> **WHAT IS REQUIRED**: Whatever the data contains, copy all of it exactly.
[Start of section]
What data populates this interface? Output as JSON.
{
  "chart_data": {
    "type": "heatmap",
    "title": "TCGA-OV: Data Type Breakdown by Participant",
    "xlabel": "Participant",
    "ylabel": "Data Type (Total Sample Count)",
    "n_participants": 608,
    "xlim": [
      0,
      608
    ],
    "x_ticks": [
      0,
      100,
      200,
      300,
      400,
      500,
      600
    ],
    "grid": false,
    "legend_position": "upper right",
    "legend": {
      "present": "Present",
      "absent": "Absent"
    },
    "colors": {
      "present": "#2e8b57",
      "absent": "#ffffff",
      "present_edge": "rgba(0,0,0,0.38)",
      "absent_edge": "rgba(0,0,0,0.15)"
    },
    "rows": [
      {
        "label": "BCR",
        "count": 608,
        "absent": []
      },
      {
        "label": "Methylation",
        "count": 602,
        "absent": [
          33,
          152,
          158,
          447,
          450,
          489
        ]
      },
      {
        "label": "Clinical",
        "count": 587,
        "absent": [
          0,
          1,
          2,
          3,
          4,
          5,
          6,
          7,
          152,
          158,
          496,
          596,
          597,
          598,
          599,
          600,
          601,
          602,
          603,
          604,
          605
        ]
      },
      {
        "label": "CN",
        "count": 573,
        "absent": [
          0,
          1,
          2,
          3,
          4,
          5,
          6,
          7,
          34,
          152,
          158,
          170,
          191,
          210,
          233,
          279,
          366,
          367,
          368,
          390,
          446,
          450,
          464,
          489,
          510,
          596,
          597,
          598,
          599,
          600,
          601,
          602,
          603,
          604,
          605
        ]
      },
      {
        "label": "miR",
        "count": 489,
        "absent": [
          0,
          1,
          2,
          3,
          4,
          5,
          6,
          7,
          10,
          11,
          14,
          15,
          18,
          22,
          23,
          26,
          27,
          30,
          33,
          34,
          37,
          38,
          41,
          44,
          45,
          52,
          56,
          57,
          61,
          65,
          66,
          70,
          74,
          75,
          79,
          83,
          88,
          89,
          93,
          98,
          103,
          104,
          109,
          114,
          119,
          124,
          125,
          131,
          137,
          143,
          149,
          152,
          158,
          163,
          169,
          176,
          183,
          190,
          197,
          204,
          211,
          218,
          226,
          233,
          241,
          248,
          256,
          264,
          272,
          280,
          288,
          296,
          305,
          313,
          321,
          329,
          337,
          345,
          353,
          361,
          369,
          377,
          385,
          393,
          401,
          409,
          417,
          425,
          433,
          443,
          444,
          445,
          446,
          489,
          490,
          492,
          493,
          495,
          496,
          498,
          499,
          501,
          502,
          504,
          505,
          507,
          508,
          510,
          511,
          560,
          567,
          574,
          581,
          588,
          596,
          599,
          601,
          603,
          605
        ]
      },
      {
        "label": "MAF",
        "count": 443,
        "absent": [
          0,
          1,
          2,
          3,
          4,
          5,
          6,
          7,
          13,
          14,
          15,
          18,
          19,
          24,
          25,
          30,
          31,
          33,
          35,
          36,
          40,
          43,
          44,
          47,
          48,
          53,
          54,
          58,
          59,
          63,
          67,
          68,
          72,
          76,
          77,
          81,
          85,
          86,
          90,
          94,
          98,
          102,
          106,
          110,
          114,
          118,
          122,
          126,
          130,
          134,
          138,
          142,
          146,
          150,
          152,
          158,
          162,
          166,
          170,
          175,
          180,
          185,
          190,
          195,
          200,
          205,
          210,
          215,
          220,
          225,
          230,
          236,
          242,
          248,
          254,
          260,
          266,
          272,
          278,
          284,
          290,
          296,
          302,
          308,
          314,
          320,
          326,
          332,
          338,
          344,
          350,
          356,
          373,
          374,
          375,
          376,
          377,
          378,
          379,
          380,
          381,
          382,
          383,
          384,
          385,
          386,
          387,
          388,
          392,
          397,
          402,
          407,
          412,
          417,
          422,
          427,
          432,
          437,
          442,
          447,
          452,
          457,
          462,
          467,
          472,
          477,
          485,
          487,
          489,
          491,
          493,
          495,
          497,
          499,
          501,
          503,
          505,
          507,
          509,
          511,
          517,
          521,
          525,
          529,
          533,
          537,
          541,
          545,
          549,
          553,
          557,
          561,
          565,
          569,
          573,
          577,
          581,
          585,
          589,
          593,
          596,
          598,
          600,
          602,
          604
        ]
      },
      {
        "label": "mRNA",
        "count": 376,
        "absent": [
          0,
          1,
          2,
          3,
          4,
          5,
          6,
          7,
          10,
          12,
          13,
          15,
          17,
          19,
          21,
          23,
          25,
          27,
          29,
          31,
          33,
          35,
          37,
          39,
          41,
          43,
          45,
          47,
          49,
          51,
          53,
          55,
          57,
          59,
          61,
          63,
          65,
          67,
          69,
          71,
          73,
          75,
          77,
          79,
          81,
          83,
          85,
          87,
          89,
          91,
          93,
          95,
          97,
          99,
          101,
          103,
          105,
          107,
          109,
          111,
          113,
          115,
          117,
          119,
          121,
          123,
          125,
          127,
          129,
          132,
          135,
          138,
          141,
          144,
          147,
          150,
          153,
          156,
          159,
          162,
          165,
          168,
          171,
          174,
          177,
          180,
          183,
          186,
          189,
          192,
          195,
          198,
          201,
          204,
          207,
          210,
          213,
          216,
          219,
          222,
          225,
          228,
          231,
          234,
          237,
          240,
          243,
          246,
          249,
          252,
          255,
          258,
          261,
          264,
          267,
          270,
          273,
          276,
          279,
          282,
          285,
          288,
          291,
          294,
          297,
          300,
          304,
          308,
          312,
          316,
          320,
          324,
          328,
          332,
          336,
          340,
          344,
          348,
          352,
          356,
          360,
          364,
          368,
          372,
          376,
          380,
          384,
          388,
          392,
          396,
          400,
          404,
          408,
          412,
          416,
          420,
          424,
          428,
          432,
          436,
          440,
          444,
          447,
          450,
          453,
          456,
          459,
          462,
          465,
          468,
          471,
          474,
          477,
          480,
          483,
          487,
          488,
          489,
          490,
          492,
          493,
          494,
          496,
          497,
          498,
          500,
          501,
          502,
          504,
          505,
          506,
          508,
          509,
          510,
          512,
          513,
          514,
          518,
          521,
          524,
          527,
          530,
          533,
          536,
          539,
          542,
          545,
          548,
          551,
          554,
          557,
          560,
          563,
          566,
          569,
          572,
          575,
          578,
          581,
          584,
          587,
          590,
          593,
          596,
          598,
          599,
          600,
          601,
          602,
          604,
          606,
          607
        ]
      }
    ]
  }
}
[End of section]
> **RESULT FOR THIS TASK**:
What data populates this interface? Output as JSON.
{
  "chart_data": {
    "type": "heatmap",
    "title": "TCGA-OV: Data Type Breakdown by Participant",
    "xlabel": "Participant",
    "ylabel": "Data Type (Total Sample Count)",
    "n_participants": 608,
    "xlim": [
      0,
      608
    ],
    "x_ticks": [
      0,
      100,
      200,
      300,
      400,
      500,
      600
    ],
    "grid": false,
    "legend_position": "upper right",
    "legend": {
      "present": "Present",
      "absent": "Absent"
    },
    "colors": {
      "present": "#2e8b57",
      "absent": "#ffffff",
      "present_edge": "rgba(0,0,0,0.38)",
      "absent_edge": "rgba(0,0,0,0.15)"
    },
    "rows": [
      {
        "label": "BCR",
        "count": 608,
        "absent": []
      },
      {
        "label": "Methylation",
        "count": 602,
        "absent": [
          33,
          152,
          158,
          447,
          450,
          489
        ]
      },
      {
        "label": "Clinical",
        "count": 587,
        "absent": [
          0,
          1,
          2,
          3,
          4,
          5,
          6,
          7,
          152,
          158,
          496,
          596,
          597,
          598,
          599,
          600,
          601,
          602,
          603,
          604,
          605
        ]
      },
      {
        "label": "CN",
        "count": 573,
        "absent": [
          0,
          1,
          2,
          3,
          4,
          5,
          6,
          7,
          34,
          152,
          158,
          170,
          191,
          210,
          233,
          279,
          366,
          367,
          368,
          390,
          446,
          450,
          464,
          489,
          510,
          596,
          597,
          598,
          599,
          600,
          601,
          602,
          603,
          604,
          605
        ]
      },
      {
        "label": "miR",
        "count": 489,
        "absent": [
          0,
          1,
          2,
          3,
          4,
          5,
          6,
          7,
          10,
          11,
          14,
          15,
          18,
          22,
          23,
          26,
          27,
          30,
          33,
          34,
          37,
          38,
          41,
          44,
          45,
          52,
          56,
          57,
          61,
          65,
          66,
          70,
          74,
          75,
          79,
          83,
          88,
          89,
          93,
          98,
          103,
          104,
          109,
          114,
          119,
          124,
          125,
          131,
          137,
          143,
          149,
          152,
          158,
          163,
          169,
          176,
          183,
          190,
          197,
          204,
          211,
          218,
          226,
          233,
          241,
          248,
          256,
          264,
          272,
          280,
          288,
          296,
          305,
          313,
          321,
          329,
          337,
          345,
          353,
          361,
          369,
          377,
          385,
          393,
          401,
          409,
          417,
          425,
          433,
          443,
          444,
          445,
          446,
          489,
          490,
          492,
          493,
          495,
          496,
          498,
          499,
          501,
          502,
          504,
          505,
          507,
          508,
          510,
          511,
          560,
          567,
          574,
          581,
          588,
          596,
          599,
          601,
          603,
          605
        ]
      },
      {
        "label": "MAF",
        "count": 443,
        "absent": [
          0,
          1,
          2,
          3,
          4,
          5,
          6,
          7,
          13,
          14,
          15,
          18,
          19,
          24,
          25,
          30,
          31,
          33,
          35,
          36,
          40,
          43,
          44,
          47,
          48,
          53,
          54,
          58,
          59,
          63,
          67,
          68,
          72,
          76,
          77,
          81,
          85,
          86,
          90,
          94,
          98,
          102,
          106,
          110,
          114,
          118,
          122,
          126,
          130,
          134,
          138,
          142,
          146,
          150,
          152,
          158,
          162,
          166,
          170,
          175,
          180,
          185,
          190,
          195,
          200,
          205,
          210,
          215,
          220,
          225,
          230,
          236,
          242,
          248,
          254,
          260,
          266,
          272,
          278,
          284,
          290,
          296,
          302,
          308,
          314,
          320,
          326,
          332,
          338,
          344,
          350,
          356,
          373,
          374,
          375,
          376,
          377,
          378,
          379,
          380,
          381,
          382,
          383,
          384,
          385,
          386,
          387,
          388,
          392,
          397,
          402,
          407,
          412,
          417,
          422,
          427,
          432,
          437,
          442,
          447,
          452,
          457,
          462,
          467,
          472,
          477,
          485,
          487,
          489,
          491,
          493,
          495,
          497,
          499,
          501,
          503,
          505,
          507,
          509,
          511,
          517,
          521,
          525,
          529,
          533,
          537,
          541,
          545,
          549,
          553,
          557,
          561,
          565,
          569,
          573,
          577,
          581,
          585,
          589,
          593,
          596,
          598,
          600,
          602,
          604
        ]
      },
      {
        "label": "mRNA",
        "count": 376,
        "absent": [
          0,
          1,
          2,
          3,
          4,
          5,
          6,
          7,
          10,
          12,
          13,
          15,
          17,
          19,
          21,
          23,
          25,
          27,
          29,
          31,
          33,
          35,
          37,
          39,
          41,
          43,
          45,
          47,
          49,
          51,
          53,
          55,
          57,
          59,
          61,
          63,
          65,
          67,
          69,
          71,
          73,
          75,
          77,
          79,
          81,
          83,
          85,
          87,
          89,
          91,
          93,
          95,
          97,
          99,
          101,
          103,
          105,
          107,
          109,
          111,
          113,
          115,
          117,
          119,
          121,
          123,
          125,
          127,
          129,
          132,
          135,
          138,
          141,
          144,
          147,
          150,
          153,
          156,
          159,
          162,
          165,
          168,
          171,
          174,
          177,
          180,
          183,
          186,
          189,
          192,
          195,
          198,
          201,
          204,
          207,
          210,
          213,
          216,
          219,
          222,
          225,
          228,
          231,
          234,
          237,
          240,
          243,
          246,
          249,
          252,
          255,
          258,
          261,
          264,
          267,
          270,
          273,
          276,
          279,
          282,
          285,
          288,
          291,
          294,
          297,
          300,
          304,
          308,
          312,
          316,
          320,
          324,
          328,
          332,
          336,
          340,
          344,
          348,
          352,
          356,
          360,
          364,
          368,
          372,
          376,
          380,
          384,
          388,
          392,
          396,
          400,
          404,
          408,
          412,
          416,
          420,
          424,
          428,
          432,
          436,
          440,
          444,
          447,
          450,
          453,
          456,
          459,
          462,
          465,
          468,
          471,
          474,
          477,
          480,
          483,
          487,
          488,
          489,
          490,
          492,
          493,
          494,
          496,
          497,
          498,
          500,
          501,
          502,
          504,
          505,
          506,
          508,
          509,
          510,
          512,
          513,
          514,
          518,
          521,
          524,
          527,
          530,
          533,
          536,
          539,
          542,
          545,
          548,
          551,
          554,
          557,
          560,
          563,
          566,
          569,
          572,
          575,
          578,
          581,
          584,
          587,
          590,
          593,
          596,
          598,
          599,
          600,
          601,
          602,
          604,
          606,
          607
        ]
      }
    ]
  }
}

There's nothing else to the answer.